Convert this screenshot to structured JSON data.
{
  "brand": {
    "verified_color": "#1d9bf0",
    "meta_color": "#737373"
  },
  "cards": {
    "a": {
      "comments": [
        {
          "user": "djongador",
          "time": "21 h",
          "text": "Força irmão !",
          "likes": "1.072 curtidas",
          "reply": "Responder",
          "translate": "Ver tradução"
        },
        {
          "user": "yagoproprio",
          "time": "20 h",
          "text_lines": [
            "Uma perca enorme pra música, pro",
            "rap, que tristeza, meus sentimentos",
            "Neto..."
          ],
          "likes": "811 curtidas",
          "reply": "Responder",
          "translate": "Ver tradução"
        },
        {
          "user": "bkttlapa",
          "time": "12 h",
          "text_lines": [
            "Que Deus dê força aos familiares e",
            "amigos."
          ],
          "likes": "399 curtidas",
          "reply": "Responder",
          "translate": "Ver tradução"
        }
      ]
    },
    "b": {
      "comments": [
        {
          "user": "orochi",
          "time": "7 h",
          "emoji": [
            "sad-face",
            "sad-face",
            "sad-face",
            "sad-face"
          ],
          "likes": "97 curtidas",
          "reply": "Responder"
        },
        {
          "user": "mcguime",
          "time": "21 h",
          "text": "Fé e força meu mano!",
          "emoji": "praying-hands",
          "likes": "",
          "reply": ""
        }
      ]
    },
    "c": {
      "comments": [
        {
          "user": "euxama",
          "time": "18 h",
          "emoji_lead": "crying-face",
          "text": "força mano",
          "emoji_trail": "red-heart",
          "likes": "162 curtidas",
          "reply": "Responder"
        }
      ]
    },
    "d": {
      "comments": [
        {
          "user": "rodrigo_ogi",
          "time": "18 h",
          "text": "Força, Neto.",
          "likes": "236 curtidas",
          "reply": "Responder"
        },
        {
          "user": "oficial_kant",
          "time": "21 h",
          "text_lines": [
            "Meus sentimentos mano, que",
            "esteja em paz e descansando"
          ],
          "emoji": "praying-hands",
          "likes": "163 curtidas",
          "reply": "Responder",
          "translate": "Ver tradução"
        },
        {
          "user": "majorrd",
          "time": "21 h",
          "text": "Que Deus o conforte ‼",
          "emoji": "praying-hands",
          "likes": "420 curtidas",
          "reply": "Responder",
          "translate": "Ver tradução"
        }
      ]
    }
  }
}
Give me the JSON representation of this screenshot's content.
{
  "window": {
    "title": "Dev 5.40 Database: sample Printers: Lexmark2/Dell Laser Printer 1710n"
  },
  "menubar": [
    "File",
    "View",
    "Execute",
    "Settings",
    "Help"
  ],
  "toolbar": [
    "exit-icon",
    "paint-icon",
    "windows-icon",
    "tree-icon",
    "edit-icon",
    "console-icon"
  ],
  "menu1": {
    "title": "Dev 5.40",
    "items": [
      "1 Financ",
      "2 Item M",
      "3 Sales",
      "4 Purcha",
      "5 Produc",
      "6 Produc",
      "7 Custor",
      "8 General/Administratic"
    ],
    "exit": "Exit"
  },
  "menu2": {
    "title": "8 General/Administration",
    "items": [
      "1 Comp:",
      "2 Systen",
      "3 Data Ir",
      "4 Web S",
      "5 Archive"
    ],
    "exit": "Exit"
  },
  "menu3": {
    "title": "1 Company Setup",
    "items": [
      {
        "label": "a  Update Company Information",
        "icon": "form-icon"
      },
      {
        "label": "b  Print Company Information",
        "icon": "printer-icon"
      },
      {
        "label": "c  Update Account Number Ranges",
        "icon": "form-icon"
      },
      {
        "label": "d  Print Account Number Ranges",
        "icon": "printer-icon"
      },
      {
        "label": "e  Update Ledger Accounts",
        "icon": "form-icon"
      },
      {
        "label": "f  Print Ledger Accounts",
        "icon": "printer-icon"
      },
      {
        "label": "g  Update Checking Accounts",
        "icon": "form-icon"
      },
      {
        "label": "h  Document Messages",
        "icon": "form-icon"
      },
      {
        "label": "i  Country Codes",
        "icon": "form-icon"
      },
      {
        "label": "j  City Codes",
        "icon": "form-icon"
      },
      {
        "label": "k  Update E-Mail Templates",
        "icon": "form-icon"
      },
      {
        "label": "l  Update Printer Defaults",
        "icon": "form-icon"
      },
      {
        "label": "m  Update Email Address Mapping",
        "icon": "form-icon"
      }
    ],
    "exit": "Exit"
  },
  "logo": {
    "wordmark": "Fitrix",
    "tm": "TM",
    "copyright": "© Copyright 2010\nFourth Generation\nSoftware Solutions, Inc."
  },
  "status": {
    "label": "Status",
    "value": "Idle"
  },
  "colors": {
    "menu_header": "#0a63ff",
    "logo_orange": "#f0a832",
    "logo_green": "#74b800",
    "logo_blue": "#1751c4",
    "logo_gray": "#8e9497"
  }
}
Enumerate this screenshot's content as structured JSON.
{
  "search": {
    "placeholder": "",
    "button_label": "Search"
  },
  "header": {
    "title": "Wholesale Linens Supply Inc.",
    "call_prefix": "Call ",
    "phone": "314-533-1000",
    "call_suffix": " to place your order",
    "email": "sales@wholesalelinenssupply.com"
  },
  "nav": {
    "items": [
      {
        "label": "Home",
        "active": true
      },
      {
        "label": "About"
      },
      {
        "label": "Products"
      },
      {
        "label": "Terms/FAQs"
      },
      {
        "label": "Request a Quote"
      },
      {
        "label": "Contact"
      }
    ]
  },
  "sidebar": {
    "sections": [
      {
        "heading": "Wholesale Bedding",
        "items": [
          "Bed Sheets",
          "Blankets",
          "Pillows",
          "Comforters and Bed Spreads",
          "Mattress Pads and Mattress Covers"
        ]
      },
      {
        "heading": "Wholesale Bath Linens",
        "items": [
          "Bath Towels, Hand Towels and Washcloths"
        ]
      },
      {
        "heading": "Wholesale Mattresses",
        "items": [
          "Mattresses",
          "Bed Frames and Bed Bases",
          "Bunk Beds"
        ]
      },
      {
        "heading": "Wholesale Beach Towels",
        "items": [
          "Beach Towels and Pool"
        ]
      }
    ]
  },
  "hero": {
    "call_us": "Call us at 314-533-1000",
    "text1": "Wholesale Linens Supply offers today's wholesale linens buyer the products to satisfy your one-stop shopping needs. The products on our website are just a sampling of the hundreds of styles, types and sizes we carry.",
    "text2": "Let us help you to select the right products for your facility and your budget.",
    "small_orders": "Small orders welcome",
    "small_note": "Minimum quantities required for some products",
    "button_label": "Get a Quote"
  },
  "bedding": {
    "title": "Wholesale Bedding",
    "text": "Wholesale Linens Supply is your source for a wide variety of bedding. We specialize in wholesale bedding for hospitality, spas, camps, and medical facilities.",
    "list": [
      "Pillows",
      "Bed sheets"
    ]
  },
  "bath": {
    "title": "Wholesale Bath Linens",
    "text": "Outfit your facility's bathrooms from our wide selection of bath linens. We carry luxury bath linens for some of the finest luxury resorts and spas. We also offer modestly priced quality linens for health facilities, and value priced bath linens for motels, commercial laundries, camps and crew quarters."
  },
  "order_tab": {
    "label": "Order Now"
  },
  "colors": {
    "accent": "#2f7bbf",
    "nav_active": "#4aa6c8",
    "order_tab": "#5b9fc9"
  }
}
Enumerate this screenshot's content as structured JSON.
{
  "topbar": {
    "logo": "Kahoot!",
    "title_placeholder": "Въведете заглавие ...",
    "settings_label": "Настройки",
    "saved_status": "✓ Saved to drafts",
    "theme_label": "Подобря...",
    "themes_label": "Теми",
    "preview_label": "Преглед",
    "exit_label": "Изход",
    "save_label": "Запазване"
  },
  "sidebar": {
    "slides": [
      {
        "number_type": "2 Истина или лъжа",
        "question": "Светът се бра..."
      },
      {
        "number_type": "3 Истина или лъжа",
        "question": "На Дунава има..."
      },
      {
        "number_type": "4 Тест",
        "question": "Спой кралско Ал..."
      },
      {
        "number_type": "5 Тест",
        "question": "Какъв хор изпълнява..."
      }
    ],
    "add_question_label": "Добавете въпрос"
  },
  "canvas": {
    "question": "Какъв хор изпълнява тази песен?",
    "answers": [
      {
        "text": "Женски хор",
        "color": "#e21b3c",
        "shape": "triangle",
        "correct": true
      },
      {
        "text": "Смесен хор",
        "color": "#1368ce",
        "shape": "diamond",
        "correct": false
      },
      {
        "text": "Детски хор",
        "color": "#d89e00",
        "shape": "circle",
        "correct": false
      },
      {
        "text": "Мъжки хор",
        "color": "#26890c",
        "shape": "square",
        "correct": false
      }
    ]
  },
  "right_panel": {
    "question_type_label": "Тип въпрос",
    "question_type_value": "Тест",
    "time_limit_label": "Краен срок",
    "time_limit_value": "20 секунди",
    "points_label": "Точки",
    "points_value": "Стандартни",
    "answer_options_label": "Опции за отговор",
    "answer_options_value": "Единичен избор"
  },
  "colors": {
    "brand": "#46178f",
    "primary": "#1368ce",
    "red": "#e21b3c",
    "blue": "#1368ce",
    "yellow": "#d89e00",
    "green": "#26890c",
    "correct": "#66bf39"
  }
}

§ **Directions**:
Determine how many lines of this listing contain "Codes", and give only the number.

§ **Worked answer**:
2